[start]

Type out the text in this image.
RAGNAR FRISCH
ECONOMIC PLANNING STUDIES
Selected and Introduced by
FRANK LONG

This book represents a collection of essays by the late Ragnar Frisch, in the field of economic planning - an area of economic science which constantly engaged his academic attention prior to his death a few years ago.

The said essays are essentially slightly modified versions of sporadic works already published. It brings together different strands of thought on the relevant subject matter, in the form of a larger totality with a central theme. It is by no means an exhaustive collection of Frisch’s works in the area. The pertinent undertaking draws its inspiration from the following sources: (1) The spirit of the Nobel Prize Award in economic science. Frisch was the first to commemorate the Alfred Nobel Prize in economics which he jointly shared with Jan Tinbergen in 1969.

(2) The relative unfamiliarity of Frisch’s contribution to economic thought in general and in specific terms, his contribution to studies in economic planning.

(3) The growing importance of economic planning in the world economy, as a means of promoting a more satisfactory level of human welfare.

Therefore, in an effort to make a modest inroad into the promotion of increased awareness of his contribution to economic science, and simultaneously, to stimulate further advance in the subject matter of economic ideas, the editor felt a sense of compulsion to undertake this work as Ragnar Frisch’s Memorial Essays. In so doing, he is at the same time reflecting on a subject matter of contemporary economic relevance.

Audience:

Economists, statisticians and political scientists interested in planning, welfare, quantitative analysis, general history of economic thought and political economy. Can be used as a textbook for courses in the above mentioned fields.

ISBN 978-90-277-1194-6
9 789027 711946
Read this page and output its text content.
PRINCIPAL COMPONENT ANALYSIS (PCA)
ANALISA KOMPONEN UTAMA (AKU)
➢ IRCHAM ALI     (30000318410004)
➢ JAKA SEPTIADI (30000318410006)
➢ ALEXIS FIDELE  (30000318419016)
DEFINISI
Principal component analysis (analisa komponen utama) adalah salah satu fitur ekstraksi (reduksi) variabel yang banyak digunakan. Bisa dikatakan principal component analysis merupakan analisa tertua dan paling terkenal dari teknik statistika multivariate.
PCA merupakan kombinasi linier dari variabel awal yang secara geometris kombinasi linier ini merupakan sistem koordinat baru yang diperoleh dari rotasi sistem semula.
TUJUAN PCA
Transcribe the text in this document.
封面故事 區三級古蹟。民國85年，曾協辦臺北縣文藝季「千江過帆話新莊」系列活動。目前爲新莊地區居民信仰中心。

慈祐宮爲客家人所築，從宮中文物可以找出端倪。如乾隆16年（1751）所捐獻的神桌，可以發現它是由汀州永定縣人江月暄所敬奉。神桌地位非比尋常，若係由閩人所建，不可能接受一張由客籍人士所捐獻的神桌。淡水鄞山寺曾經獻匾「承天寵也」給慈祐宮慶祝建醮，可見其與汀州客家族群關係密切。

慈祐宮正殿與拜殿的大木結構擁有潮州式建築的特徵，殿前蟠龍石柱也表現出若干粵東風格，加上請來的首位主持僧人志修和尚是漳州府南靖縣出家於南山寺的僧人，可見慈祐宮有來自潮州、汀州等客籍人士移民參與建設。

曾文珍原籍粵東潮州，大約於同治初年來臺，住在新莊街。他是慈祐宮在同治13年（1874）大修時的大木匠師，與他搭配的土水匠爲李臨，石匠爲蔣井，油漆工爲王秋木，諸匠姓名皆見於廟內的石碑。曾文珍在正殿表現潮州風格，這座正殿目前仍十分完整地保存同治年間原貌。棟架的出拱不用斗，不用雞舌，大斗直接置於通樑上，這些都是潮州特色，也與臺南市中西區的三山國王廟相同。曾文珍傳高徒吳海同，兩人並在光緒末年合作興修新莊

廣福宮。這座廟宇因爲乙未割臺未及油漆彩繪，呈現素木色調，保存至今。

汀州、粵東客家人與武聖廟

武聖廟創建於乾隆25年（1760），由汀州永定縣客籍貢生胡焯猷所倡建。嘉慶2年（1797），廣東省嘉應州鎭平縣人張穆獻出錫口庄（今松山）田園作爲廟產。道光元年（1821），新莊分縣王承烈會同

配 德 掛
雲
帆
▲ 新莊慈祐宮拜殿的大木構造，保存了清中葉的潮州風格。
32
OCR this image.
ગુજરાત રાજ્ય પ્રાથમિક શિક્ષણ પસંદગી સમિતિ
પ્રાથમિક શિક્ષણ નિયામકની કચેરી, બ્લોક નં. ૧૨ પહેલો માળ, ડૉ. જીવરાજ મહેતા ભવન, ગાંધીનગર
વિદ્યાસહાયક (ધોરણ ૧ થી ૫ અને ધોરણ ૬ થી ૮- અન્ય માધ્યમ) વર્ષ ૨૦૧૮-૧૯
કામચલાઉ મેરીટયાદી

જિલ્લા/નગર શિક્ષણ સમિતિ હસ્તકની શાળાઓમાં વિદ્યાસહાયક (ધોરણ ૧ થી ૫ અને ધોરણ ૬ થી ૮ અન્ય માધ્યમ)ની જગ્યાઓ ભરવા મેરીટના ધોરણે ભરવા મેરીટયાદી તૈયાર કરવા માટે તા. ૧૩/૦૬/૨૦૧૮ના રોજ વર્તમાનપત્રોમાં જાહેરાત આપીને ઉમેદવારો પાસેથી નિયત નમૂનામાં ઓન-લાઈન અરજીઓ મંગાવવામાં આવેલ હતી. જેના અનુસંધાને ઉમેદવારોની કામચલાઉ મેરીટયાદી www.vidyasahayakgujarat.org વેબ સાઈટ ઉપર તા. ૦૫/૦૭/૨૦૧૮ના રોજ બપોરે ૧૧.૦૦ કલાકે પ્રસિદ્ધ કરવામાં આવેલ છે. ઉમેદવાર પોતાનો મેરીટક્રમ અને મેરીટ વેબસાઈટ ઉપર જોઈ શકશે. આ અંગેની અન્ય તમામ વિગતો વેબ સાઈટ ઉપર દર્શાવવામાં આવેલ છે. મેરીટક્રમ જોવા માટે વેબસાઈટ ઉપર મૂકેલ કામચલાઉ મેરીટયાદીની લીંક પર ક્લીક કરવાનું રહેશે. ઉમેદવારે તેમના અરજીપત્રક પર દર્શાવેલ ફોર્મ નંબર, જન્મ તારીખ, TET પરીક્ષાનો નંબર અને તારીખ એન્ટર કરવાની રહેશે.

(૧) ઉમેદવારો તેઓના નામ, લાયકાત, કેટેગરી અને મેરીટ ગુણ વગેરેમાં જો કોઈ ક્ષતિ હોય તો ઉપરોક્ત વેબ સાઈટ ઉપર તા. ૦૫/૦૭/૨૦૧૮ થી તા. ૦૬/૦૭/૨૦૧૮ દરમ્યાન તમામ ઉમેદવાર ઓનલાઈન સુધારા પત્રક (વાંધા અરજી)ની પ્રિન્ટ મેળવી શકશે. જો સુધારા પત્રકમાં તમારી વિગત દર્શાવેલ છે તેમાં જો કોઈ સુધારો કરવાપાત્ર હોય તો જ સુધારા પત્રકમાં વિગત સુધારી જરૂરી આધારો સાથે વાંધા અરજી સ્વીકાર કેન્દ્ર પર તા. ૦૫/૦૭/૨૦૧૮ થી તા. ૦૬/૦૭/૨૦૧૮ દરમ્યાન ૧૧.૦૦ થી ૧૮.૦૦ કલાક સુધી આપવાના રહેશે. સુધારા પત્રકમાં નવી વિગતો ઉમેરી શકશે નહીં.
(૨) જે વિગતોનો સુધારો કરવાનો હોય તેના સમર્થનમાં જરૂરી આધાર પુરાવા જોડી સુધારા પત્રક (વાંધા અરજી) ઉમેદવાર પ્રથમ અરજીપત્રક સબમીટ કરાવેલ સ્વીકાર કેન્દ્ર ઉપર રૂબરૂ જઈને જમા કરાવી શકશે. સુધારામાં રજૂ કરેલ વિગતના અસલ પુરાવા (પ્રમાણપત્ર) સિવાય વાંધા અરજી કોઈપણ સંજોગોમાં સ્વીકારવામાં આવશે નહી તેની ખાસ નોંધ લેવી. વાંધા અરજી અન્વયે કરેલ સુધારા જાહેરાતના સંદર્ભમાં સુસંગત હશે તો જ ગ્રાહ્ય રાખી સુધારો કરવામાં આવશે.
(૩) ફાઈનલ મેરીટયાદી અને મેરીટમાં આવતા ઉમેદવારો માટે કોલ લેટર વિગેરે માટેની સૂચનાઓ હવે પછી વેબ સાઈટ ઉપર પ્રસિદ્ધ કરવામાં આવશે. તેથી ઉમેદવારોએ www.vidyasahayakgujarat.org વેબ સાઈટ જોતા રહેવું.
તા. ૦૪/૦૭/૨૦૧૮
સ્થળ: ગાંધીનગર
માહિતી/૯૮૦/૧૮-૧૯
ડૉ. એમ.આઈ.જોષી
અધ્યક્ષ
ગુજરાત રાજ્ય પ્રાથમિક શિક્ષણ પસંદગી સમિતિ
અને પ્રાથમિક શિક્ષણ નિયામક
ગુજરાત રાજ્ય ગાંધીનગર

[end]

● **TASK INSTRUCTIONS**: Copy every line of the records above that holds the word "science".

● **ANSWER**:
This book represents a collection of essays by the late Ragnar Frisch, in the field of economic planning - an area of economic science which constantly engaged his academic attention prior to his death a few years ago.
The said essays are essentially slightly modified versions of sporadic works already published. It brings together different strands of thought on the relevant subject matter, in the form of a larger totality with a central theme. It is by no means an exhaustive collection of Frisch’s works in the area. The pertinent undertaking draws its inspiration from the following sources: (1) The spirit of the Nobel Prize Award in economic science. Frisch was the first to commemorate the Alfred Nobel Prize in economics which he jointly shared with Jan Tinbergen in 1969.
Therefore, in an effort to make a modest inroad into the promotion of increased awareness of his contribution to economic science, and simultaneously, to stimulate further advance in the subject matter of economic ideas, the editor felt a sense of compulsion to undertake this work as Ragnar Frisch’s Memorial Essays. In so doing, he is at the same time reflecting on a subject matter of contemporary economic relevance.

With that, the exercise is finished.